● Your task: Swap "legend-label" for "legend-text" in every line of the records below, and repeat all lines with nothing else altered. Omit the pictures.

● Data extract:
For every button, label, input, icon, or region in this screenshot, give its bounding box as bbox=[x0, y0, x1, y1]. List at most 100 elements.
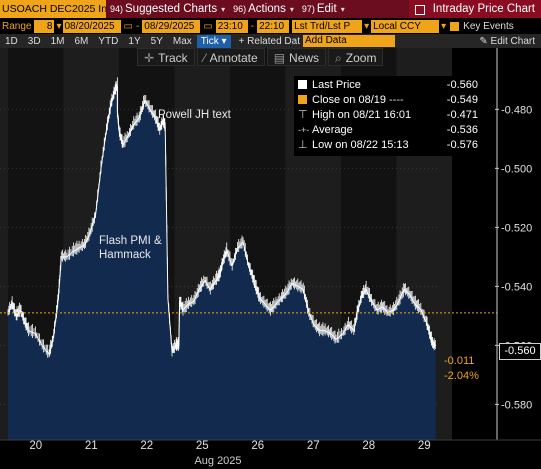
legend-value: -0.560 bbox=[446, 79, 478, 91]
track-label: Track bbox=[158, 51, 188, 65]
caret-down-icon: ▾ bbox=[340, 4, 345, 14]
key-events-label: Key Events bbox=[463, 20, 514, 32]
legend-low[interactable]: ⊥ Low on 08/22 15:13 -0.576 bbox=[298, 138, 482, 152]
menu-number: 94) bbox=[110, 4, 124, 14]
newspaper-icon: ▤ bbox=[273, 51, 286, 65]
x-tick-label: 22 bbox=[140, 440, 153, 452]
start-time-field[interactable]: 23:10 bbox=[215, 19, 248, 33]
menu-label: Suggested Charts bbox=[125, 3, 218, 15]
legend-average[interactable]: -+- Average -0.536 bbox=[298, 123, 482, 137]
period-5y[interactable]: 5Y bbox=[150, 35, 163, 47]
white-swatch-icon bbox=[298, 80, 307, 89]
annotate-button[interactable]: ⁄ Annotate bbox=[196, 48, 265, 66]
period-1y[interactable]: 1Y bbox=[128, 35, 141, 47]
period-bar: 1D 3D 1M 6M YTD 1Y 5Y Max Tick ▾ + Relat… bbox=[0, 34, 541, 48]
track-button[interactable]: ✛ Track bbox=[137, 48, 195, 66]
key-events-checkbox[interactable] bbox=[450, 21, 460, 31]
change-absolute: -0.011 bbox=[444, 355, 475, 367]
menu-number: 96) bbox=[233, 4, 247, 14]
menu-label: Edit bbox=[316, 3, 337, 15]
period-1d[interactable]: 1D bbox=[5, 35, 18, 47]
external-link-icon bbox=[414, 5, 425, 15]
intraday-price-chart-button[interactable]: Intraday Price Chart bbox=[408, 0, 541, 18]
range-bar: Range 8 ▾ 08/20/2025 ▭ - 08/29/2025 ▭ 23… bbox=[0, 18, 541, 34]
legend-label: Close on 08/19 bbox=[312, 94, 386, 106]
calendar-icon[interactable]: ▭ bbox=[123, 20, 133, 32]
title-bar: USOACH DEC2025 In 94) Suggested Charts ▾… bbox=[0, 0, 541, 18]
zoom-button[interactable]: ⌕ Zoom bbox=[328, 48, 384, 66]
y-tick-label: -0.520 bbox=[501, 222, 532, 234]
edit-menu[interactable]: 97) Edit ▾ bbox=[298, 0, 349, 18]
legend-label: Average bbox=[312, 124, 353, 136]
price-wicks bbox=[7, 77, 436, 358]
x-tick-label: 25 bbox=[196, 440, 209, 452]
legend-label: High on 08/21 16:01 bbox=[312, 109, 412, 121]
legend-value: -0.576 bbox=[446, 139, 478, 151]
period-6m[interactable]: 6M bbox=[74, 35, 89, 47]
start-date-field[interactable]: 08/20/2025 bbox=[62, 19, 121, 33]
news-label: News bbox=[289, 51, 320, 65]
edit-icon: ✎ bbox=[479, 35, 491, 47]
range-value-field[interactable]: 8 bbox=[34, 19, 55, 33]
magnifier-icon: ⌕ bbox=[335, 51, 342, 65]
legend-label: Low on 08/22 15:13 bbox=[312, 139, 409, 151]
low-marker-icon: ⊥ bbox=[298, 139, 308, 151]
related-data-button[interactable]: + Related Dat bbox=[238, 35, 300, 47]
zoom-label: Zoom bbox=[345, 51, 377, 65]
legend-label: Last Price bbox=[312, 79, 361, 91]
pencil-icon: ⁄ bbox=[203, 51, 206, 65]
price-chart[interactable]: -0.480-0.500-0.520-0.540-0.560-0.580 202… bbox=[0, 48, 541, 469]
y-tick-label: -0.500 bbox=[501, 163, 532, 175]
period-max[interactable]: Max bbox=[172, 35, 192, 47]
y-tick-label: -0.580 bbox=[501, 399, 532, 411]
period-1m[interactable]: 1M bbox=[50, 35, 65, 47]
caret-down-icon: ▾ bbox=[221, 4, 226, 14]
annotation-hammack[interactable]: Hammack bbox=[99, 249, 151, 261]
actions-menu[interactable]: 96) Actions ▾ bbox=[229, 0, 298, 18]
chevron-down-icon[interactable]: ▾ bbox=[364, 20, 370, 32]
annotation-flash-pmi[interactable]: Flash PMI & bbox=[99, 235, 162, 247]
orange-swatch-icon bbox=[298, 95, 307, 104]
y-tick-label: -0.480 bbox=[501, 104, 532, 116]
legend-close[interactable]: Close on 08/19 ---- -0.549 bbox=[298, 93, 482, 107]
x-tick-label: 29 bbox=[418, 440, 431, 452]
legend-value: -0.536 bbox=[446, 124, 478, 136]
interval-select[interactable]: Tick ▾ bbox=[196, 34, 231, 48]
legend-value: -0.549 bbox=[446, 94, 478, 106]
period-ytd[interactable]: YTD bbox=[98, 35, 119, 47]
average-marker-icon: -+- bbox=[298, 125, 310, 135]
legend-value: -0.471 bbox=[446, 109, 478, 121]
edit-chart-button[interactable]: ✎ Edit Chart bbox=[479, 36, 541, 47]
legend-high[interactable]: ⊤ High on 08/21 16:01 -0.471 bbox=[298, 108, 482, 122]
x-axis-title: Aug 2025 bbox=[194, 455, 241, 467]
calendar-icon[interactable]: ▭ bbox=[203, 20, 213, 32]
price-area bbox=[8, 85, 436, 440]
legend: Last Price -0.560 Close on 08/19 ---- -0… bbox=[294, 76, 486, 156]
add-data-input[interactable]: Add Data bbox=[303, 35, 395, 47]
y-tick-label: -0.540 bbox=[501, 281, 532, 293]
range-separator: - bbox=[135, 20, 140, 32]
high-marker-icon: ⊤ bbox=[298, 109, 308, 121]
x-tick-label: 27 bbox=[307, 440, 320, 452]
time-separator: - bbox=[250, 20, 255, 32]
chevron-down-icon[interactable]: ▾ bbox=[441, 20, 447, 32]
chart-tool-row: ✛ Track ⁄ Annotate ▤ News ⌕ Zoom bbox=[137, 48, 384, 66]
day-band bbox=[0, 48, 8, 440]
edit-chart-label: Edit Chart bbox=[490, 35, 535, 47]
period-3d[interactable]: 3D bbox=[27, 35, 41, 47]
end-time-field[interactable]: 22:10 bbox=[257, 19, 290, 33]
end-date-field[interactable]: 08/29/2025 bbox=[142, 19, 201, 33]
news-button[interactable]: ▤ News bbox=[266, 48, 327, 66]
caret-down-icon: ▾ bbox=[289, 4, 294, 14]
range-dropdown-icon[interactable]: ▾ bbox=[56, 20, 62, 32]
x-tick-label: 21 bbox=[85, 440, 98, 452]
x-tick-label: 26 bbox=[251, 440, 264, 452]
suggested-charts-menu[interactable]: 94) Suggested Charts ▾ bbox=[106, 0, 229, 18]
currency-select[interactable]: Local CCY bbox=[371, 19, 440, 33]
annotation-powell[interactable]: Powell JH text bbox=[158, 109, 231, 121]
crosshair-icon: ✛ bbox=[144, 51, 155, 65]
ticker-field[interactable]: USOACH DEC2025 In bbox=[0, 0, 106, 18]
last-price-badge: -0.560 bbox=[499, 343, 541, 360]
legend-last-price[interactable]: Last Price -0.560 bbox=[298, 78, 482, 92]
price-type-select[interactable]: Lst Trd/Lst P bbox=[292, 19, 363, 33]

● Exercise solution:
For every button, label, input, icon, or region in this screenshot, give its bounding box as bbox=[x0, y0, x1, y1]. List at most 100 elements.
legend-value: -0.560 bbox=[446, 79, 478, 91]
track-label: Track bbox=[158, 51, 188, 65]
caret-down-icon: ▾ bbox=[340, 4, 345, 14]
key-events-label: Key Events bbox=[463, 20, 514, 32]
legend-low[interactable]: ⊥ Low on 08/22 15:13 -0.576 bbox=[298, 138, 482, 152]
menu-number: 94) bbox=[110, 4, 124, 14]
newspaper-icon: ▤ bbox=[273, 51, 286, 65]
x-tick-label: 22 bbox=[140, 440, 153, 452]
start-time-field[interactable]: 23:10 bbox=[215, 19, 248, 33]
menu-label: Suggested Charts bbox=[125, 3, 218, 15]
legend-average[interactable]: -+- Average -0.536 bbox=[298, 123, 482, 137]
period-5y[interactable]: 5Y bbox=[150, 35, 163, 47]
white-swatch-icon bbox=[298, 80, 307, 89]
annotate-button[interactable]: ⁄ Annotate bbox=[196, 48, 265, 66]
period-1y[interactable]: 1Y bbox=[128, 35, 141, 47]
period-bar: 1D 3D 1M 6M YTD 1Y 5Y Max Tick ▾ + Relat… bbox=[0, 34, 541, 48]
track-button[interactable]: ✛ Track bbox=[137, 48, 195, 66]
key-events-checkbox[interactable] bbox=[450, 21, 460, 31]
change-absolute: -0.011 bbox=[444, 355, 475, 367]
menu-number: 96) bbox=[233, 4, 247, 14]
menu-label: Edit bbox=[316, 3, 337, 15]
period-1d[interactable]: 1D bbox=[5, 35, 18, 47]
external-link-icon bbox=[414, 5, 425, 15]
intraday-price-chart-button[interactable]: Intraday Price Chart bbox=[408, 0, 541, 18]
range-bar: Range 8 ▾ 08/20/2025 ▭ - 08/29/2025 ▭ 23… bbox=[0, 18, 541, 34]
legend-text: Close on 08/19 bbox=[312, 94, 386, 106]
calendar-icon[interactable]: ▭ bbox=[123, 20, 133, 32]
title-bar: USOACH DEC2025 In 94) Suggested Charts ▾… bbox=[0, 0, 541, 18]
zoom-button[interactable]: ⌕ Zoom bbox=[328, 48, 384, 66]
y-tick-label: -0.520 bbox=[501, 222, 532, 234]
edit-menu[interactable]: 97) Edit ▾ bbox=[298, 0, 349, 18]
legend-text: Average bbox=[312, 124, 353, 136]
price-wicks bbox=[7, 77, 436, 358]
x-tick-label: 25 bbox=[196, 440, 209, 452]
legend-text: High on 08/21 16:01 bbox=[312, 109, 412, 121]
legend-value: -0.576 bbox=[446, 139, 478, 151]
period-6m[interactable]: 6M bbox=[74, 35, 89, 47]
start-date-field[interactable]: 08/20/2025 bbox=[62, 19, 121, 33]
news-label: News bbox=[289, 51, 320, 65]
edit-icon: ✎ bbox=[479, 35, 491, 47]
range-value-field[interactable]: 8 bbox=[34, 19, 55, 33]
magnifier-icon: ⌕ bbox=[335, 51, 342, 65]
legend-text: Low on 08/22 15:13 bbox=[312, 139, 409, 151]
low-marker-icon: ⊥ bbox=[298, 139, 308, 151]
related-data-button[interactable]: + Related Dat bbox=[238, 35, 300, 47]
zoom-label: Zoom bbox=[345, 51, 377, 65]
legend-text: Last Price bbox=[312, 79, 361, 91]
pencil-icon: ⁄ bbox=[203, 51, 206, 65]
price-chart[interactable]: -0.480-0.500-0.520-0.540-0.560-0.580 202… bbox=[0, 48, 541, 469]
y-tick-label: -0.500 bbox=[501, 163, 532, 175]
period-max[interactable]: Max bbox=[172, 35, 192, 47]
y-tick-label: -0.580 bbox=[501, 399, 532, 411]
period-1m[interactable]: 1M bbox=[50, 35, 65, 47]
caret-down-icon: ▾ bbox=[221, 4, 226, 14]
annotation-hammack[interactable]: Hammack bbox=[99, 249, 151, 261]
actions-menu[interactable]: 96) Actions ▾ bbox=[229, 0, 298, 18]
chevron-down-icon[interactable]: ▾ bbox=[364, 20, 370, 32]
annotation-flash-pmi[interactable]: Flash PMI & bbox=[99, 235, 162, 247]
orange-swatch-icon bbox=[298, 95, 307, 104]
y-tick-label: -0.480 bbox=[501, 104, 532, 116]
legend-close[interactable]: Close on 08/19 ---- -0.549 bbox=[298, 93, 482, 107]
x-tick-label: 29 bbox=[418, 440, 431, 452]
legend-value: -0.536 bbox=[446, 124, 478, 136]
interval-select[interactable]: Tick ▾ bbox=[196, 34, 231, 48]
legend-value: -0.549 bbox=[446, 94, 478, 106]
period-ytd[interactable]: YTD bbox=[98, 35, 119, 47]
average-marker-icon: -+- bbox=[298, 125, 310, 135]
legend-value: -0.471 bbox=[446, 109, 478, 121]
edit-chart-button[interactable]: ✎ Edit Chart bbox=[479, 36, 541, 47]
legend-high[interactable]: ⊤ High on 08/21 16:01 -0.471 bbox=[298, 108, 482, 122]
x-axis-title: Aug 2025 bbox=[194, 455, 241, 467]
calendar-icon[interactable]: ▭ bbox=[203, 20, 213, 32]
price-area bbox=[8, 85, 436, 440]
legend: Last Price -0.560 Close on 08/19 ---- -0… bbox=[294, 76, 486, 156]
add-data-input[interactable]: Add Data bbox=[303, 35, 395, 47]
y-tick-label: -0.540 bbox=[501, 281, 532, 293]
range-separator: - bbox=[135, 20, 140, 32]
high-marker-icon: ⊤ bbox=[298, 109, 308, 121]
x-tick-label: 27 bbox=[307, 440, 320, 452]
time-separator: - bbox=[250, 20, 255, 32]
chevron-down-icon[interactable]: ▾ bbox=[441, 20, 447, 32]
chart-tool-row: ✛ Track ⁄ Annotate ▤ News ⌕ Zoom bbox=[137, 48, 384, 66]
day-band bbox=[0, 48, 8, 440]
edit-chart-label: Edit Chart bbox=[490, 35, 535, 47]
period-3d[interactable]: 3D bbox=[27, 35, 41, 47]
end-time-field[interactable]: 22:10 bbox=[257, 19, 290, 33]
end-date-field[interactable]: 08/29/2025 bbox=[142, 19, 201, 33]
news-button[interactable]: ▤ News bbox=[266, 48, 327, 66]
caret-down-icon: ▾ bbox=[289, 4, 294, 14]
range-dropdown-icon[interactable]: ▾ bbox=[56, 20, 62, 32]
x-tick-label: 21 bbox=[85, 440, 98, 452]
x-tick-label: 26 bbox=[251, 440, 264, 452]
suggested-charts-menu[interactable]: 94) Suggested Charts ▾ bbox=[106, 0, 229, 18]
currency-select[interactable]: Local CCY bbox=[371, 19, 440, 33]
annotation-powell[interactable]: Powell JH text bbox=[158, 109, 231, 121]
crosshair-icon: ✛ bbox=[144, 51, 155, 65]
ticker-field[interactable]: USOACH DEC2025 In bbox=[0, 0, 106, 18]
last-price-badge: -0.560 bbox=[499, 343, 541, 360]
legend-last-price[interactable]: Last Price -0.560 bbox=[298, 78, 482, 92]
price-type-select[interactable]: Lst Trd/Lst P bbox=[292, 19, 363, 33]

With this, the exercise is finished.